Directions for this task.
Read the data and repeat all of it exactly.

Data in this exercise.
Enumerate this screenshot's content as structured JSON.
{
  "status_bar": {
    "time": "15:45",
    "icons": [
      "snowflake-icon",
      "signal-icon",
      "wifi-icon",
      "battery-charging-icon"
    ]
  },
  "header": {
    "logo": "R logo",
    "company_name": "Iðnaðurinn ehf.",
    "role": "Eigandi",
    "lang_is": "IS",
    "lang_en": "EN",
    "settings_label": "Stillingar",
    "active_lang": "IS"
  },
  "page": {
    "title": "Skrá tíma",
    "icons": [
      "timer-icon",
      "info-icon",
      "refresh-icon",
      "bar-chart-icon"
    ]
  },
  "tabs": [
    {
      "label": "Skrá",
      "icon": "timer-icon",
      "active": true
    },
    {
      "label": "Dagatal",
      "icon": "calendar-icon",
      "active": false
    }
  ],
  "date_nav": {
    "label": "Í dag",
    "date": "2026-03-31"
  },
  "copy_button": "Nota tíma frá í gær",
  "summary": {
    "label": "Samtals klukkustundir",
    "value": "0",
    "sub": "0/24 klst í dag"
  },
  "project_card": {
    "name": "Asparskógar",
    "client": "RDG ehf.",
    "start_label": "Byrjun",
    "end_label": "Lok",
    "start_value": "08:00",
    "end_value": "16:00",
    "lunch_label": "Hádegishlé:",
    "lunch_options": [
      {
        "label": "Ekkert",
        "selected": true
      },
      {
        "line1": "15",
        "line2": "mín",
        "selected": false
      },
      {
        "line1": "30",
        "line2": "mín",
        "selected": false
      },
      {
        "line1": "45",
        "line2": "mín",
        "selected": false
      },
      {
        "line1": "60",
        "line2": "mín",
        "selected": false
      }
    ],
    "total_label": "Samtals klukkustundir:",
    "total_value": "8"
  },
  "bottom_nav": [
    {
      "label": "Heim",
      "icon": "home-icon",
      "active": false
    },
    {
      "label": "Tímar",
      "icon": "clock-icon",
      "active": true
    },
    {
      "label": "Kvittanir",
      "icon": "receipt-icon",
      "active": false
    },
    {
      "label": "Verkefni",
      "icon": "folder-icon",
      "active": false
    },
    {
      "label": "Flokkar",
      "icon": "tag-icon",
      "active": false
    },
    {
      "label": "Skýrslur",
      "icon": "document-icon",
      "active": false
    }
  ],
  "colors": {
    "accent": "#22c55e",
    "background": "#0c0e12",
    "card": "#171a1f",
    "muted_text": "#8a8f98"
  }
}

Solution to the problem.
Enumerate this screenshot's content as structured JSON.
{
  "status_bar": {
    "time": "15:45",
    "icons": [
      "snowflake-icon",
      "signal-icon",
      "wifi-icon",
      "battery-charging-icon"
    ]
  },
  "header": {
    "logo": "R logo",
    "company_name": "Iðnaðurinn ehf.",
    "role": "Eigandi",
    "lang_is": "IS",
    "lang_en": "EN",
    "settings_label": "Stillingar",
    "active_lang": "IS"
  },
  "page": {
    "title": "Skrá tíma",
    "icons": [
      "timer-icon",
      "info-icon",
      "refresh-icon",
      "bar-chart-icon"
    ]
  },
  "tabs": [
    {
      "label": "Skrá",
      "icon": "timer-icon",
      "active": true
    },
    {
      "label": "Dagatal",
      "icon": "calendar-icon",
      "active": false
    }
  ],
  "date_nav": {
    "label": "Í dag",
    "date": "2026-03-31"
  },
  "copy_button": "Nota tíma frá í gær",
  "summary": {
    "label": "Samtals klukkustundir",
    "value": "0",
    "sub": "0/24 klst í dag"
  },
  "project_card": {
    "name": "Asparskógar",
    "client": "RDG ehf.",
    "start_label": "Byrjun",
    "end_label": "Lok",
    "start_value": "08:00",
    "end_value": "16:00",
    "lunch_label": "Hádegishlé:",
    "lunch_options": [
      {
        "label": "Ekkert",
        "selected": true
      },
      {
        "line1": "15",
        "line2": "mín",
        "selected": false
      },
      {
        "line1": "30",
        "line2": "mín",
        "selected": false
      },
      {
        "line1": "45",
        "line2": "mín",
        "selected": false
      },
      {
        "line1": "60",
        "line2": "mín",
        "selected": false
      }
    ],
    "total_label": "Samtals klukkustundir:",
    "total_value": "8"
  },
  "bottom_nav": [
    {
      "label": "Heim",
      "icon": "home-icon",
      "active": false
    },
    {
      "label": "Tímar",
      "icon": "clock-icon",
      "active": true
    },
    {
      "label": "Kvittanir",
      "icon": "receipt-icon",
      "active": false
    },
    {
      "label": "Verkefni",
      "icon": "folder-icon",
      "active": false
    },
    {
      "label": "Flokkar",
      "icon": "tag-icon",
      "active": false
    },
    {
      "label": "Skýrslur",
      "icon": "document-icon",
      "active": false
    }
  ],
  "colors": {
    "accent": "#22c55e",
    "background": "#0c0e12",
    "card": "#171a1f",
    "muted_text": "#8a8f98"
  }
}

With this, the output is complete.